_YOUR TASK_: The listing below should be written out exactly; please include all of it.

_RECORDS PROVIDED_:
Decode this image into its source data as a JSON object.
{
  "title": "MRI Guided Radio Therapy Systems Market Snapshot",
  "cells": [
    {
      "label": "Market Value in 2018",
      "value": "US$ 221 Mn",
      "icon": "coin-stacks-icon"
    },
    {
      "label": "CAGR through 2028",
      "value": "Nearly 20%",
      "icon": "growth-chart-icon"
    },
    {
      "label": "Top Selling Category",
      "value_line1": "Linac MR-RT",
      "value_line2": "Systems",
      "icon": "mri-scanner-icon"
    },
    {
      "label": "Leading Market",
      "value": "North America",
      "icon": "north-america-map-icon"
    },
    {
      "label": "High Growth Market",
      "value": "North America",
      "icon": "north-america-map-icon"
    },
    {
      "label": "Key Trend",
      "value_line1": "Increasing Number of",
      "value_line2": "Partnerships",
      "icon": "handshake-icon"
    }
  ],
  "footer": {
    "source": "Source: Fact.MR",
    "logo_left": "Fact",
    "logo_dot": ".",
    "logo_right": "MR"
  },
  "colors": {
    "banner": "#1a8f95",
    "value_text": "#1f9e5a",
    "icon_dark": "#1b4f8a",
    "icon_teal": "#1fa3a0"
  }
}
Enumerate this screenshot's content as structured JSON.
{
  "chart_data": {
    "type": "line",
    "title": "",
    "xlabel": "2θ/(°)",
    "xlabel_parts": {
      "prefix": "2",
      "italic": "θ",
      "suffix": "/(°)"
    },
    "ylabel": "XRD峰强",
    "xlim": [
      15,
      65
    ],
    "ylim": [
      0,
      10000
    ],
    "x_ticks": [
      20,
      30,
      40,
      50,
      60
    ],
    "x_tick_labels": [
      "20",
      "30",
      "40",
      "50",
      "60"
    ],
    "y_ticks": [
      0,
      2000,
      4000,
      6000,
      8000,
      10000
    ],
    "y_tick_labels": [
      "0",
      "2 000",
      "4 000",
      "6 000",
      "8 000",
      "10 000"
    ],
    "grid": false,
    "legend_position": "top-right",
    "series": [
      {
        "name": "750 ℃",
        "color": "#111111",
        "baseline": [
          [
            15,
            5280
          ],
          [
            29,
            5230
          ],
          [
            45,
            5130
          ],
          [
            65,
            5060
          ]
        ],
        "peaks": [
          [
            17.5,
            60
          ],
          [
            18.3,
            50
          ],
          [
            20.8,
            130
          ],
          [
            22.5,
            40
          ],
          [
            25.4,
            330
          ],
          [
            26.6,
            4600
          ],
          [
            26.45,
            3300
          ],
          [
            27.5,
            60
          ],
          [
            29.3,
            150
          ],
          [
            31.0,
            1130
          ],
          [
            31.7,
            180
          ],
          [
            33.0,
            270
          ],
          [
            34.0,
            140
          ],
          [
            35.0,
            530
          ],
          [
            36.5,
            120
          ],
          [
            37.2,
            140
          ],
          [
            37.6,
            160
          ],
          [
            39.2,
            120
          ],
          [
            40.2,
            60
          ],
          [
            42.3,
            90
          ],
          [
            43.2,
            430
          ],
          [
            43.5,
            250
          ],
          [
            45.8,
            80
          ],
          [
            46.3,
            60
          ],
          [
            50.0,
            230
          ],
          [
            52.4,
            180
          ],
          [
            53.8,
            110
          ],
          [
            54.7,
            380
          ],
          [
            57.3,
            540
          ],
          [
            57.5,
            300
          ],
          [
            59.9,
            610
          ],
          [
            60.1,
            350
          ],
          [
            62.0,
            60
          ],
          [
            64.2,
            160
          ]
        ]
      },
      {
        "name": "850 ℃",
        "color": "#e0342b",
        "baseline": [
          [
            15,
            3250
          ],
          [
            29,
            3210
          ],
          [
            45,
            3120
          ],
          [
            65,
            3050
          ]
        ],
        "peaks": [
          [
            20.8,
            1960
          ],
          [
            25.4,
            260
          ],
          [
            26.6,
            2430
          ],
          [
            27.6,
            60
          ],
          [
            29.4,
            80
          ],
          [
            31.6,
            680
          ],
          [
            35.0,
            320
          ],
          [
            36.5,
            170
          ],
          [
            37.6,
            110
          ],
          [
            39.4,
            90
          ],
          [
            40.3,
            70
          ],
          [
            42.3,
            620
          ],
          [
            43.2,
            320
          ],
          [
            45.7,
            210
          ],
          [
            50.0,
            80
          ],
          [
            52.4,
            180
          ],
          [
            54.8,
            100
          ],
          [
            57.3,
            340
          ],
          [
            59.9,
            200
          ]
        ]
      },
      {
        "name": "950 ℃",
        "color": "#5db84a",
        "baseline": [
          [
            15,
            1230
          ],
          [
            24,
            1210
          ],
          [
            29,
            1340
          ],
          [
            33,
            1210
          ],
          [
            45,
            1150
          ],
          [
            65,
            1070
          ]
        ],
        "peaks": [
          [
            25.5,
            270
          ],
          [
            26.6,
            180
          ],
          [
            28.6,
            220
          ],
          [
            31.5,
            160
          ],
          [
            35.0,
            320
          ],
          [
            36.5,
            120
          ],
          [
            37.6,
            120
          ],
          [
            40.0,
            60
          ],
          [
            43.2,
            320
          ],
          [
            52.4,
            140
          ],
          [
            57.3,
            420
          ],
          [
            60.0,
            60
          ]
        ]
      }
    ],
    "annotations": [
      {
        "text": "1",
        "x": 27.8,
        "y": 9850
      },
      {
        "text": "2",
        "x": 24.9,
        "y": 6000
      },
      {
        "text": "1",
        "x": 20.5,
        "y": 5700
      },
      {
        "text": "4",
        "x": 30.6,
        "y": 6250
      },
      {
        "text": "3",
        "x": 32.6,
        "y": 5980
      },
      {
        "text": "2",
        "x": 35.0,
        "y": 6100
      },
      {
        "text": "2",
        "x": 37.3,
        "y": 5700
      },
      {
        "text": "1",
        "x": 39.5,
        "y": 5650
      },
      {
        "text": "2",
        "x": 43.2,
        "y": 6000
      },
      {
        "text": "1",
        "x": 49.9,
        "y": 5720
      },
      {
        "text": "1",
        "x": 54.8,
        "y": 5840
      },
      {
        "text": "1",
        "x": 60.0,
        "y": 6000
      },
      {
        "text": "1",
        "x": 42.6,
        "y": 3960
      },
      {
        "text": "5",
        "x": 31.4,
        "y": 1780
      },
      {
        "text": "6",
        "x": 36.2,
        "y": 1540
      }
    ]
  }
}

_IN RESPONSE_:
Decode this image into its source data as a JSON object.
{
  "title": "MRI Guided Radio Therapy Systems Market Snapshot",
  "cells": [
    {
      "label": "Market Value in 2018",
      "value": "US$ 221 Mn",
      "icon": "coin-stacks-icon"
    },
    {
      "label": "CAGR through 2028",
      "value": "Nearly 20%",
      "icon": "growth-chart-icon"
    },
    {
      "label": "Top Selling Category",
      "value_line1": "Linac MR-RT",
      "value_line2": "Systems",
      "icon": "mri-scanner-icon"
    },
    {
      "label": "Leading Market",
      "value": "North America",
      "icon": "north-america-map-icon"
    },
    {
      "label": "High Growth Market",
      "value": "North America",
      "icon": "north-america-map-icon"
    },
    {
      "label": "Key Trend",
      "value_line1": "Increasing Number of",
      "value_line2": "Partnerships",
      "icon": "handshake-icon"
    }
  ],
  "footer": {
    "source": "Source: Fact.MR",
    "logo_left": "Fact",
    "logo_dot": ".",
    "logo_right": "MR"
  },
  "colors": {
    "banner": "#1a8f95",
    "value_text": "#1f9e5a",
    "icon_dark": "#1b4f8a",
    "icon_teal": "#1fa3a0"
  }
}
Enumerate this screenshot's content as structured JSON.
{
  "chart_data": {
    "type": "line",
    "title": "",
    "xlabel": "2θ/(°)",
    "xlabel_parts": {
      "prefix": "2",
      "italic": "θ",
      "suffix": "/(°)"
    },
    "ylabel": "XRD峰强",
    "xlim": [
      15,
      65
    ],
    "ylim": [
      0,
      10000
    ],
    "x_ticks": [
      20,
      30,
      40,
      50,
      60
    ],
    "x_tick_labels": [
      "20",
      "30",
      "40",
      "50",
      "60"
    ],
    "y_ticks": [
      0,
      2000,
      4000,
      6000,
      8000,
      10000
    ],
    "y_tick_labels": [
      "0",
      "2 000",
      "4 000",
      "6 000",
      "8 000",
      "10 000"
    ],
    "grid": false,
    "legend_position": "top-right",
    "series": [
      {
        "name": "750 ℃",
        "color": "#111111",
        "baseline": [
          [
            15,
            5280
          ],
          [
            29,
            5230
          ],
          [
            45,
            5130
          ],
          [
            65,
            5060
          ]
        ],
        "peaks": [
          [
            17.5,
            60
          ],
          [
            18.3,
            50
          ],
          [
            20.8,
            130
          ],
          [
            22.5,
            40
          ],
          [
            25.4,
            330
          ],
          [
            26.6,
            4600
          ],
          [
            26.45,
            3300
          ],
          [
            27.5,
            60
          ],
          [
            29.3,
            150
          ],
          [
            31.0,
            1130
          ],
          [
            31.7,
            180
          ],
          [
            33.0,
            270
          ],
          [
            34.0,
            140
          ],
          [
            35.0,
            530
          ],
          [
            36.5,
            120
          ],
          [
            37.2,
            140
          ],
          [
            37.6,
            160
          ],
          [
            39.2,
            120
          ],
          [
            40.2,
            60
          ],
          [
            42.3,
            90
          ],
          [
            43.2,
            430
          ],
          [
            43.5,
            250
          ],
          [
            45.8,
            80
          ],
          [
            46.3,
            60
          ],
          [
            50.0,
            230
          ],
          [
            52.4,
            180
          ],
          [
            53.8,
            110
          ],
          [
            54.7,
            380
          ],
          [
            57.3,
            540
          ],
          [
            57.5,
            300
          ],
          [
            59.9,
            610
          ],
          [
            60.1,
            350
          ],
          [
            62.0,
            60
          ],
          [
            64.2,
            160
          ]
        ]
      },
      {
        "name": "850 ℃",
        "color": "#e0342b",
        "baseline": [
          [
            15,
            3250
          ],
          [
            29,
            3210
          ],
          [
            45,
            3120
          ],
          [
            65,
            3050
          ]
        ],
        "peaks": [
          [
            20.8,
            1960
          ],
          [
            25.4,
            260
          ],
          [
            26.6,
            2430
          ],
          [
            27.6,
            60
          ],
          [
            29.4,
            80
          ],
          [
            31.6,
            680
          ],
          [
            35.0,
            320
          ],
          [
            36.5,
            170
          ],
          [
            37.6,
            110
          ],
          [
            39.4,
            90
          ],
          [
            40.3,
            70
          ],
          [
            42.3,
            620
          ],
          [
            43.2,
            320
          ],
          [
            45.7,
            210
          ],
          [
            50.0,
            80
          ],
          [
            52.4,
            180
          ],
          [
            54.8,
            100
          ],
          [
            57.3,
            340
          ],
          [
            59.9,
            200
          ]
        ]
      },
      {
        "name": "950 ℃",
        "color": "#5db84a",
        "baseline": [
          [
            15,
            1230
          ],
          [
            24,
            1210
          ],
          [
            29,
            1340
          ],
          [
            33,
            1210
          ],
          [
            45,
            1150
          ],
          [
            65,
            1070
          ]
        ],
        "peaks": [
          [
            25.5,
            270
          ],
          [
            26.6,
            180
          ],
          [
            28.6,
            220
          ],
          [
            31.5,
            160
          ],
          [
            35.0,
            320
          ],
          [
            36.5,
            120
          ],
          [
            37.6,
            120
          ],
          [
            40.0,
            60
          ],
          [
            43.2,
            320
          ],
          [
            52.4,
            140
          ],
          [
            57.3,
            420
          ],
          [
            60.0,
            60
          ]
        ]
      }
    ],
    "annotations": [
      {
        "text": "1",
        "x": 27.8,
        "y": 9850
      },
      {
        "text": "2",
        "x": 24.9,
        "y": 6000
      },
      {
        "text": "1",
        "x": 20.5,
        "y": 5700
      },
      {
        "text": "4",
        "x": 30.6,
        "y": 6250
      },
      {
        "text": "3",
        "x": 32.6,
        "y": 5980
      },
      {
        "text": "2",
        "x": 35.0,
        "y": 6100
      },
      {
        "text": "2",
        "x": 37.3,
        "y": 5700
      },
      {
        "text": "1",
        "x": 39.5,
        "y": 5650
      },
      {
        "text": "2",
        "x": 43.2,
        "y": 6000
      },
      {
        "text": "1",
        "x": 49.9,
        "y": 5720
      },
      {
        "text": "1",
        "x": 54.8,
        "y": 5840
      },
      {
        "text": "1",
        "x": 60.0,
        "y": 6000
      },
      {
        "text": "1",
        "x": 42.6,
        "y": 3960
      },
      {
        "text": "5",
        "x": 31.4,
        "y": 1780
      },
      {
        "text": "6",
        "x": 36.2,
        "y": 1540
      }
    ]
  }
}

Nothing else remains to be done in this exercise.